- AVAILABLE DATA:
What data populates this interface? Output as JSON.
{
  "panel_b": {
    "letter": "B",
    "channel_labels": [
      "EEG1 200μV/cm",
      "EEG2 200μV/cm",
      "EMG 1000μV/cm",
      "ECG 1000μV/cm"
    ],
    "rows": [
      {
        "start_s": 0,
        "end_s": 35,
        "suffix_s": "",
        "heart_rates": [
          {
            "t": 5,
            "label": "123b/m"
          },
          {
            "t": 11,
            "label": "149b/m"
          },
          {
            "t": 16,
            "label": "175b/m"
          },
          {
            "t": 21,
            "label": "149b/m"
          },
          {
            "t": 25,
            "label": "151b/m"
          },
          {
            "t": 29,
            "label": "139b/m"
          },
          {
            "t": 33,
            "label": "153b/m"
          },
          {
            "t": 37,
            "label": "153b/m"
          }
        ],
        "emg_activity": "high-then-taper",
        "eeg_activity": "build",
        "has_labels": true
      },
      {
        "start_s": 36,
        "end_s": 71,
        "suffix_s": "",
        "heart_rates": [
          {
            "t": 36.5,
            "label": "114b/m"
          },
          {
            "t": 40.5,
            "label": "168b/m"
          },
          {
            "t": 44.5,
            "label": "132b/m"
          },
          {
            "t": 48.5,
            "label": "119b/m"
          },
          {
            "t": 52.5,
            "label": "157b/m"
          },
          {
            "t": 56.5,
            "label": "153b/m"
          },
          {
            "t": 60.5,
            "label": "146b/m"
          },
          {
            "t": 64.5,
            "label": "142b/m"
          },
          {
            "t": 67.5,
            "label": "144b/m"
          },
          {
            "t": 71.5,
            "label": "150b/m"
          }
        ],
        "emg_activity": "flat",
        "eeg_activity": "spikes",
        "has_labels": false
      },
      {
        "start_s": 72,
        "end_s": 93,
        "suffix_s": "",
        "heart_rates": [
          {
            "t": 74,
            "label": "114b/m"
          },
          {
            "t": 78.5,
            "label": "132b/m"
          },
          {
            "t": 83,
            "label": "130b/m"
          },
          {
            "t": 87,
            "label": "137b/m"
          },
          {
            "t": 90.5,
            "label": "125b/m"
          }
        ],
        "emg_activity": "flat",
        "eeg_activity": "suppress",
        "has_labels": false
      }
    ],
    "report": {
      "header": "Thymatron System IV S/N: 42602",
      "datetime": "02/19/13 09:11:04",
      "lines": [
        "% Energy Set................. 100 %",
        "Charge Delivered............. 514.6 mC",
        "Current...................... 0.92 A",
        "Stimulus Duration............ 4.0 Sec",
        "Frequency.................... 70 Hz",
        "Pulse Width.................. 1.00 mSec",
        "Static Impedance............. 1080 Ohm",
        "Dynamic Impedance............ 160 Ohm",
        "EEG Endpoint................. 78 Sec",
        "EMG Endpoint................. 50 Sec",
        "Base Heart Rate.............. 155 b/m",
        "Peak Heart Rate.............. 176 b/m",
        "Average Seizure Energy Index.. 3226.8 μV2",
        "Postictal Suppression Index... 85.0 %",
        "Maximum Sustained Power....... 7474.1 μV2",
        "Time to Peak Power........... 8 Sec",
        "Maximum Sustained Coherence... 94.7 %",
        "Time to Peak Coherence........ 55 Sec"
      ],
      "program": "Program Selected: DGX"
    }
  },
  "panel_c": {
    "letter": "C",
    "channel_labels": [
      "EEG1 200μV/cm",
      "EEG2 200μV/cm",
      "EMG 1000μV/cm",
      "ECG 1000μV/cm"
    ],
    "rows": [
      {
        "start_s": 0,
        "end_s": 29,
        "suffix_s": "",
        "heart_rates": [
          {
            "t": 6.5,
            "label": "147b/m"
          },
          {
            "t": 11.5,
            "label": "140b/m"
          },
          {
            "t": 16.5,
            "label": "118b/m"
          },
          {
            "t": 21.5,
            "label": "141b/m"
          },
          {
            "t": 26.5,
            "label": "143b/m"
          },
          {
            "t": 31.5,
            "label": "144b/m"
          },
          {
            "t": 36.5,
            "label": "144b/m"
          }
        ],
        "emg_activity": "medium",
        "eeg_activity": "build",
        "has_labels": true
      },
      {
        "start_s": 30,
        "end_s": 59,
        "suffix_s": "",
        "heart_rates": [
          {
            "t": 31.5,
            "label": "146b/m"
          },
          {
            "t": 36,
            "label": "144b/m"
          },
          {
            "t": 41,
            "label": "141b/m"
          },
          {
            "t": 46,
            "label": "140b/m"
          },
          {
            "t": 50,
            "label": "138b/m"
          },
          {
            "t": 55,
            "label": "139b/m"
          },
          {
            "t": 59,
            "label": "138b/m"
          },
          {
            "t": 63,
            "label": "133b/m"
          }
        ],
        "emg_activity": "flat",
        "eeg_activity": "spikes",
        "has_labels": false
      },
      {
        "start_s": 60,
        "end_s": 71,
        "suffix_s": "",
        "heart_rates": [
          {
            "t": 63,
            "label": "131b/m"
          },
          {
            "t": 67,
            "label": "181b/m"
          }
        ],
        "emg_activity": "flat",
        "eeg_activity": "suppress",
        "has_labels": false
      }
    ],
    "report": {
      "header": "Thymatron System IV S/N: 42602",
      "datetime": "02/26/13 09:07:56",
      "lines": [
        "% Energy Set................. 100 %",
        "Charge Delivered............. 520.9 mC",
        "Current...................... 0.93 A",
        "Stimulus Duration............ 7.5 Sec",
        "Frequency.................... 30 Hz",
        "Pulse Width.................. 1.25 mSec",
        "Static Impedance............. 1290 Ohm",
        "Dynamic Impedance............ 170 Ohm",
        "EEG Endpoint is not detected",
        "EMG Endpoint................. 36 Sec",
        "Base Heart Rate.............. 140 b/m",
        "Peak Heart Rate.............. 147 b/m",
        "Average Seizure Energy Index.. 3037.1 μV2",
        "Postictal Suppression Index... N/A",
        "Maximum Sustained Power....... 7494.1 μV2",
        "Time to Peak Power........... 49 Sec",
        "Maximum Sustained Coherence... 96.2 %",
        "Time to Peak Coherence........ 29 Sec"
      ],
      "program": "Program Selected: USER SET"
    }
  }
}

---

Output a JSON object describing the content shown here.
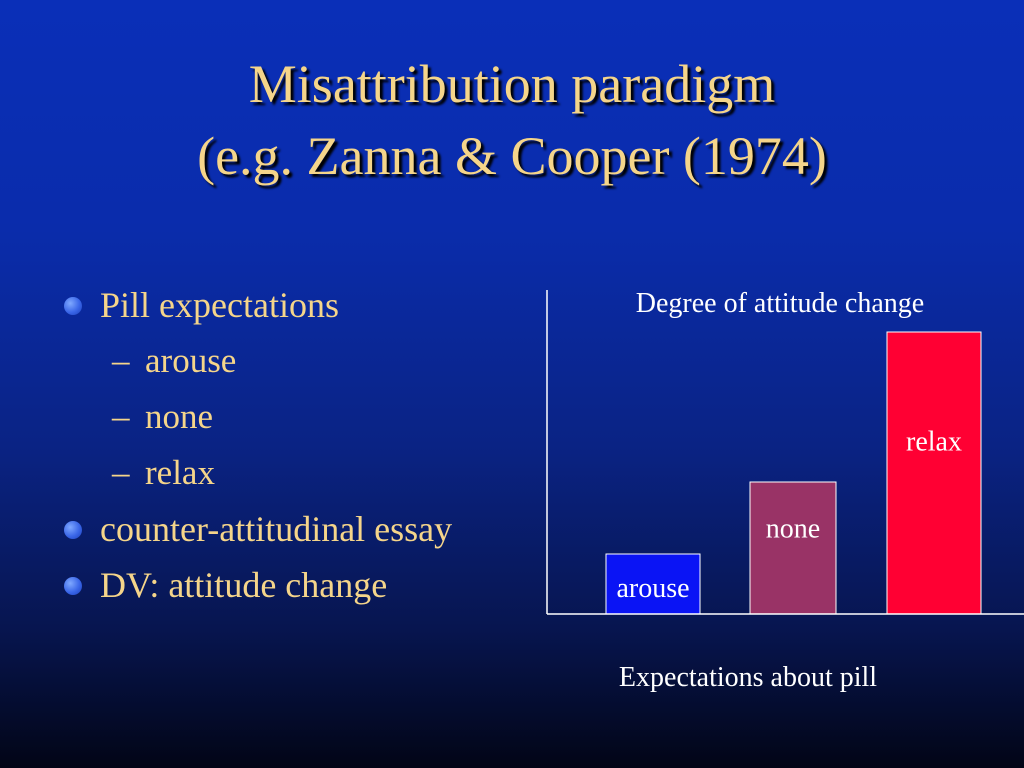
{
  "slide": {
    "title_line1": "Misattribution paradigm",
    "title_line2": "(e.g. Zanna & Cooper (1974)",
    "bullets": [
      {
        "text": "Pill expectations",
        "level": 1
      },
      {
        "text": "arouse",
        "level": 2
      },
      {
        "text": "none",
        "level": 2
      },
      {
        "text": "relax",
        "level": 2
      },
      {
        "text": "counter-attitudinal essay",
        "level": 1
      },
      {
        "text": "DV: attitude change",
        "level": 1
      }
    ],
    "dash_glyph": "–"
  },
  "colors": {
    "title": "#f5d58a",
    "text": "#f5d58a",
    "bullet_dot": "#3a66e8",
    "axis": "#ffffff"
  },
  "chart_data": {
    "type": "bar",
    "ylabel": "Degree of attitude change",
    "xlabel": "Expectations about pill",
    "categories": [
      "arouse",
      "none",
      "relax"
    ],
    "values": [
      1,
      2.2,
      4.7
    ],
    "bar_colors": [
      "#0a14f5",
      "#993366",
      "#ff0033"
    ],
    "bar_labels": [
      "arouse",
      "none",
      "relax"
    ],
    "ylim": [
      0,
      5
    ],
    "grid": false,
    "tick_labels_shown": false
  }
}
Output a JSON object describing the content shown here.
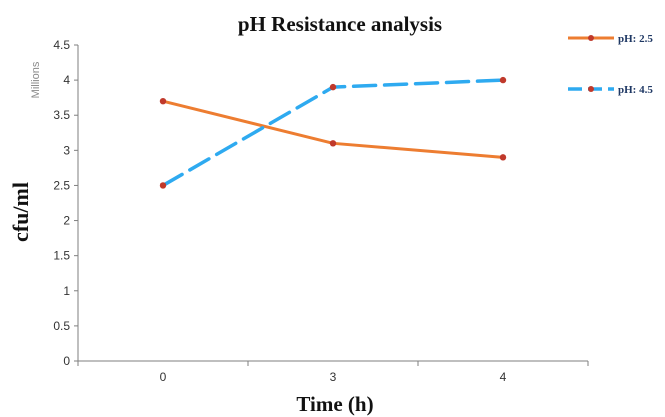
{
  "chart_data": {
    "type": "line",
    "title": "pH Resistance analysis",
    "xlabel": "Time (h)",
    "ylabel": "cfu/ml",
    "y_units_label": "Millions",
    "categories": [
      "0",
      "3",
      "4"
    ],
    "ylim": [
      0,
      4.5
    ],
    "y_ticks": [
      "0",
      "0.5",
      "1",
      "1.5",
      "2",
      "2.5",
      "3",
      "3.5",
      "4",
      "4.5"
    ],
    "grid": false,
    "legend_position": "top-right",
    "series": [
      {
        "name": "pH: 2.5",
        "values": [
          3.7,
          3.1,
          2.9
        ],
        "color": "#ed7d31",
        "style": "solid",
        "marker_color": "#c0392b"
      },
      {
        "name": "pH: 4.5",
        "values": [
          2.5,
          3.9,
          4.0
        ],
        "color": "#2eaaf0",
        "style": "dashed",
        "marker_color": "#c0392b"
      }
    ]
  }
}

* * *

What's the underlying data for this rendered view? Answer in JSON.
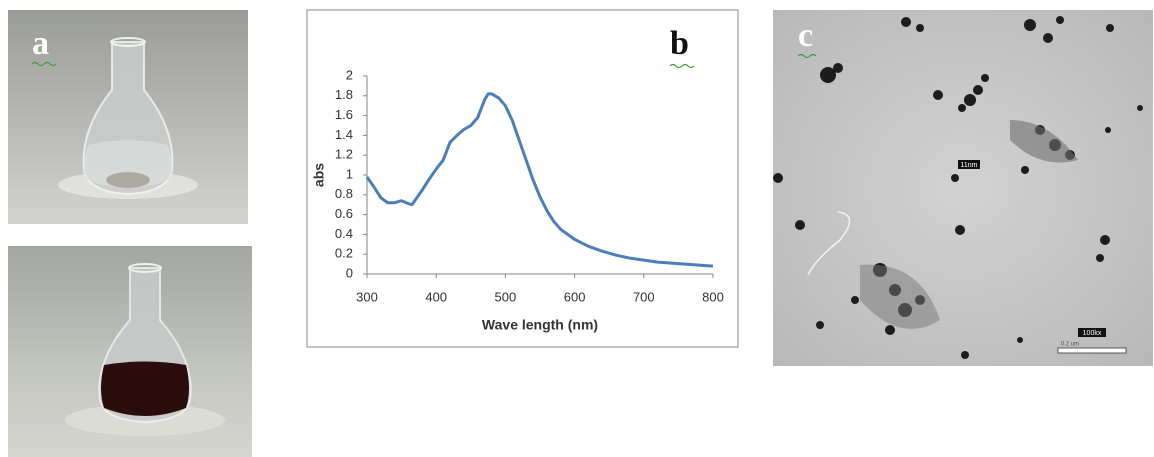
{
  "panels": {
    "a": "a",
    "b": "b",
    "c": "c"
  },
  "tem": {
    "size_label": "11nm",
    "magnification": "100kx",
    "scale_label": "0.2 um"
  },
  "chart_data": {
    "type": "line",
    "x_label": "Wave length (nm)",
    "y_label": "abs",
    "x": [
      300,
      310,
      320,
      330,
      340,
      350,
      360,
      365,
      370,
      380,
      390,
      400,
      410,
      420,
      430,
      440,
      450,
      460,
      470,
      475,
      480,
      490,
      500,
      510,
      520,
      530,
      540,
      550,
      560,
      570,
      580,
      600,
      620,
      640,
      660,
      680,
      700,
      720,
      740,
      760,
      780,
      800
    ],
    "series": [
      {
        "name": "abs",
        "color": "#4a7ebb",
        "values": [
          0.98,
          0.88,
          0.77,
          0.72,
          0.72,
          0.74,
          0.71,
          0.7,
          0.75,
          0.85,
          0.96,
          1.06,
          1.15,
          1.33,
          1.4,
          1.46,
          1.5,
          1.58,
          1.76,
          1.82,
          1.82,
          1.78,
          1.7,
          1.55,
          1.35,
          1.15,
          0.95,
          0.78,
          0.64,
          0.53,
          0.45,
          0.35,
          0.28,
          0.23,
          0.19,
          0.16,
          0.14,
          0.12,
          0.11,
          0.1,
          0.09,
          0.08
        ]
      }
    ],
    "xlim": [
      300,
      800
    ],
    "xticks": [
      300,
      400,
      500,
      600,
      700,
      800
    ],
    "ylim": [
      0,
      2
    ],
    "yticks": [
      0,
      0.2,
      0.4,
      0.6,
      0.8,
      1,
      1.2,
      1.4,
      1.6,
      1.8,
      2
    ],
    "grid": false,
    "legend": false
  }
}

- TASK OBJECTIVE: Supply the count of lines in the entries that contain the word "Dynamic", and nothing besides.

- EXERCISE RESPONSE: 2